Dataset items
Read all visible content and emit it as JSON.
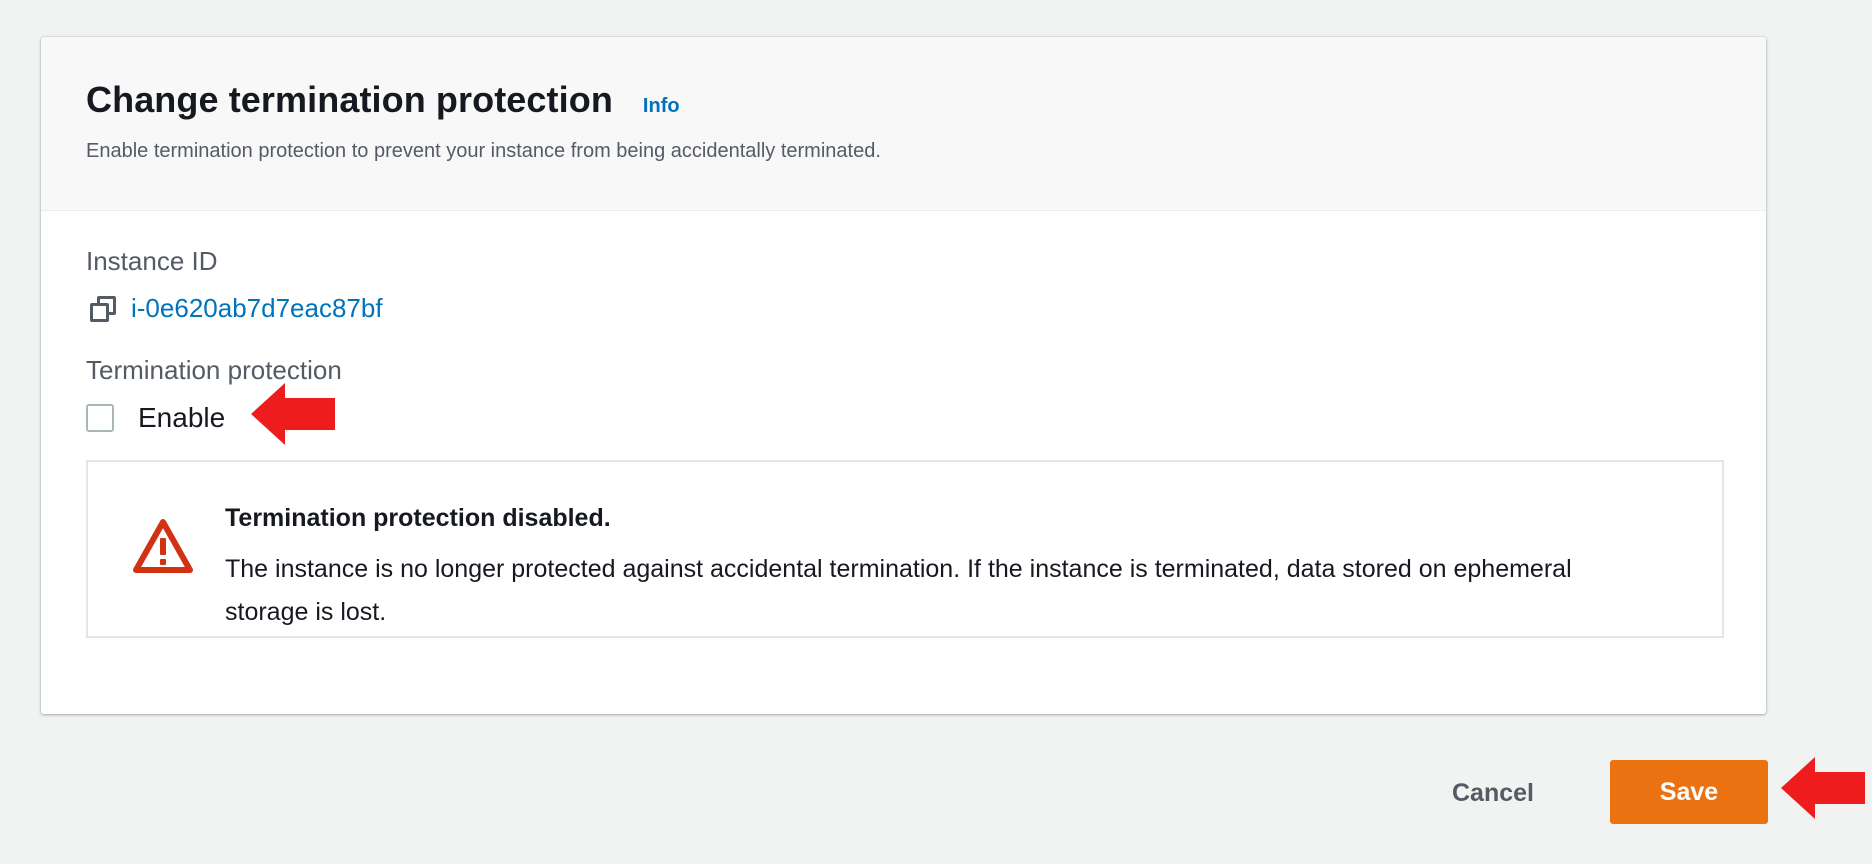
{
  "panel": {
    "title": "Change termination protection",
    "info_link": "Info",
    "description": "Enable termination protection to prevent your instance from being accidentally terminated."
  },
  "instance": {
    "label": "Instance ID",
    "id": "i-0e620ab7d7eac87bf",
    "copy_icon": "copy-icon"
  },
  "protection": {
    "label": "Termination protection",
    "checkbox_label": "Enable",
    "checked": false
  },
  "alert": {
    "type": "warning",
    "icon": "warning-triangle-icon",
    "title": "Termination protection disabled.",
    "body": "The instance is no longer protected against accidental termination. If the instance is terminated, data stored on ephemeral storage is lost."
  },
  "actions": {
    "cancel_label": "Cancel",
    "save_label": "Save"
  },
  "annotations": {
    "arrow_color": "#ee1c1c"
  },
  "colors": {
    "accent_link": "#0073bb",
    "primary_button": "#ec7211",
    "warning": "#d13212"
  }
}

◆ **Task to carry out**:
Using the material above, set down every line exactly, but skip the pictures.

◆ **Complete answer**:
Read all visible content and emit it as JSON.
{
  "panel": {
    "title": "Change termination protection",
    "info_link": "Info",
    "description": "Enable termination protection to prevent your instance from being accidentally terminated."
  },
  "instance": {
    "label": "Instance ID",
    "id": "i-0e620ab7d7eac87bf",
    "copy_icon": "copy-icon"
  },
  "protection": {
    "label": "Termination protection",
    "checkbox_label": "Enable",
    "checked": false
  },
  "alert": {
    "type": "warning",
    "icon": "warning-triangle-icon",
    "title": "Termination protection disabled.",
    "body": "The instance is no longer protected against accidental termination. If the instance is terminated, data stored on ephemeral storage is lost."
  },
  "actions": {
    "cancel_label": "Cancel",
    "save_label": "Save"
  },
  "annotations": {
    "arrow_color": "#ee1c1c"
  },
  "colors": {
    "accent_link": "#0073bb",
    "primary_button": "#ec7211",
    "warning": "#d13212"
  }
}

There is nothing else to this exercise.